» Prompt:
Take the data below and repeat it exactly.

Stored records
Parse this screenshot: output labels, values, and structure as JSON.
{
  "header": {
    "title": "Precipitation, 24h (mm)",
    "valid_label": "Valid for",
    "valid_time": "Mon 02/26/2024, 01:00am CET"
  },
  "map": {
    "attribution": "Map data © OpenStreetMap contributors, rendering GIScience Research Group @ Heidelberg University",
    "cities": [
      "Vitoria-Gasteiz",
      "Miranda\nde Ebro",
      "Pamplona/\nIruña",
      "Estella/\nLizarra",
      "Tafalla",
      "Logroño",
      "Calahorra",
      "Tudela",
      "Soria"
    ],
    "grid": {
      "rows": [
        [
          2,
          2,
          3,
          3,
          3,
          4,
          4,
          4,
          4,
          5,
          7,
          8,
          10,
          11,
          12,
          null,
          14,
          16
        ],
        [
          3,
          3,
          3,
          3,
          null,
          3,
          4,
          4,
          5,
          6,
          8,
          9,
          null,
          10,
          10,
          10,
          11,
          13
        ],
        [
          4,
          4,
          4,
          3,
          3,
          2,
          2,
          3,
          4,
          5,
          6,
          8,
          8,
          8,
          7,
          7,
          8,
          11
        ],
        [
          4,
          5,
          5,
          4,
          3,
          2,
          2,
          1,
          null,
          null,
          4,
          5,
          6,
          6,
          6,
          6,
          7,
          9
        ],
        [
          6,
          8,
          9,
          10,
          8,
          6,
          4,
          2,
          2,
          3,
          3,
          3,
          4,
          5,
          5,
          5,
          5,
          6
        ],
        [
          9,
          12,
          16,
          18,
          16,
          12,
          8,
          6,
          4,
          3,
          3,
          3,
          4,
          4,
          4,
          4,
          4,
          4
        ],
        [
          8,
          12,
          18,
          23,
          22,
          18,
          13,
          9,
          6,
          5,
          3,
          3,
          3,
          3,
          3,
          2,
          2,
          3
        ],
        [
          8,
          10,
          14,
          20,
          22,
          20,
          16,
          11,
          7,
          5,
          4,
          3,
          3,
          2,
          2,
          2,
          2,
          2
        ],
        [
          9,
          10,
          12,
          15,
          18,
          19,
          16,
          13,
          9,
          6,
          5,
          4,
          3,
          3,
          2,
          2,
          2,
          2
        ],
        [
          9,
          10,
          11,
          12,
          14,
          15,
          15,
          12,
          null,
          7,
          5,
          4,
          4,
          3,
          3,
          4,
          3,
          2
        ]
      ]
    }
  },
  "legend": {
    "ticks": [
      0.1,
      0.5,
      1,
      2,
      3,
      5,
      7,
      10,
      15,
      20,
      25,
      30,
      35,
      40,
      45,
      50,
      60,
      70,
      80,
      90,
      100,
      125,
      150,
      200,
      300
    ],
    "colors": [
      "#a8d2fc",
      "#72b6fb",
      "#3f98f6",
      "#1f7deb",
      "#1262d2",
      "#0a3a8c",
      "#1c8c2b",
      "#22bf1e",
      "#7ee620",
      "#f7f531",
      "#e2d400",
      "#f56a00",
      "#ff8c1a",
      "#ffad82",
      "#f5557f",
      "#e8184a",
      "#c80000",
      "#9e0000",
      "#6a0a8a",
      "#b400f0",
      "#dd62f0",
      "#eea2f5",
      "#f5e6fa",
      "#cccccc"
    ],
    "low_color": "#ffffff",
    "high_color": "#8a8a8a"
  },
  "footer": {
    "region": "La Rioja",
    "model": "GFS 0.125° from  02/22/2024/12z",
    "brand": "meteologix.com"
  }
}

» Solution for this exercise:
Parse this screenshot: output labels, values, and structure as JSON.
{
  "header": {
    "title": "Precipitation, 24h (mm)",
    "valid_label": "Valid for",
    "valid_time": "Mon 02/26/2024, 01:00am CET"
  },
  "map": {
    "attribution": "Map data © OpenStreetMap contributors, rendering GIScience Research Group @ Heidelberg University",
    "cities": [
      "Vitoria-Gasteiz",
      "Miranda\nde Ebro",
      "Pamplona/\nIruña",
      "Estella/\nLizarra",
      "Tafalla",
      "Logroño",
      "Calahorra",
      "Tudela",
      "Soria"
    ],
    "grid": {
      "rows": [
        [
          2,
          2,
          3,
          3,
          3,
          4,
          4,
          4,
          4,
          5,
          7,
          8,
          10,
          11,
          12,
          null,
          14,
          16
        ],
        [
          3,
          3,
          3,
          3,
          null,
          3,
          4,
          4,
          5,
          6,
          8,
          9,
          null,
          10,
          10,
          10,
          11,
          13
        ],
        [
          4,
          4,
          4,
          3,
          3,
          2,
          2,
          3,
          4,
          5,
          6,
          8,
          8,
          8,
          7,
          7,
          8,
          11
        ],
        [
          4,
          5,
          5,
          4,
          3,
          2,
          2,
          1,
          null,
          null,
          4,
          5,
          6,
          6,
          6,
          6,
          7,
          9
        ],
        [
          6,
          8,
          9,
          10,
          8,
          6,
          4,
          2,
          2,
          3,
          3,
          3,
          4,
          5,
          5,
          5,
          5,
          6
        ],
        [
          9,
          12,
          16,
          18,
          16,
          12,
          8,
          6,
          4,
          3,
          3,
          3,
          4,
          4,
          4,
          4,
          4,
          4
        ],
        [
          8,
          12,
          18,
          23,
          22,
          18,
          13,
          9,
          6,
          5,
          3,
          3,
          3,
          3,
          3,
          2,
          2,
          3
        ],
        [
          8,
          10,
          14,
          20,
          22,
          20,
          16,
          11,
          7,
          5,
          4,
          3,
          3,
          2,
          2,
          2,
          2,
          2
        ],
        [
          9,
          10,
          12,
          15,
          18,
          19,
          16,
          13,
          9,
          6,
          5,
          4,
          3,
          3,
          2,
          2,
          2,
          2
        ],
        [
          9,
          10,
          11,
          12,
          14,
          15,
          15,
          12,
          null,
          7,
          5,
          4,
          4,
          3,
          3,
          4,
          3,
          2
        ]
      ]
    }
  },
  "legend": {
    "ticks": [
      0.1,
      0.5,
      1,
      2,
      3,
      5,
      7,
      10,
      15,
      20,
      25,
      30,
      35,
      40,
      45,
      50,
      60,
      70,
      80,
      90,
      100,
      125,
      150,
      200,
      300
    ],
    "colors": [
      "#a8d2fc",
      "#72b6fb",
      "#3f98f6",
      "#1f7deb",
      "#1262d2",
      "#0a3a8c",
      "#1c8c2b",
      "#22bf1e",
      "#7ee620",
      "#f7f531",
      "#e2d400",
      "#f56a00",
      "#ff8c1a",
      "#ffad82",
      "#f5557f",
      "#e8184a",
      "#c80000",
      "#9e0000",
      "#6a0a8a",
      "#b400f0",
      "#dd62f0",
      "#eea2f5",
      "#f5e6fa",
      "#cccccc"
    ],
    "low_color": "#ffffff",
    "high_color": "#8a8a8a"
  },
  "footer": {
    "region": "La Rioja",
    "model": "GFS 0.125° from  02/22/2024/12z",
    "brand": "meteologix.com"
  }
}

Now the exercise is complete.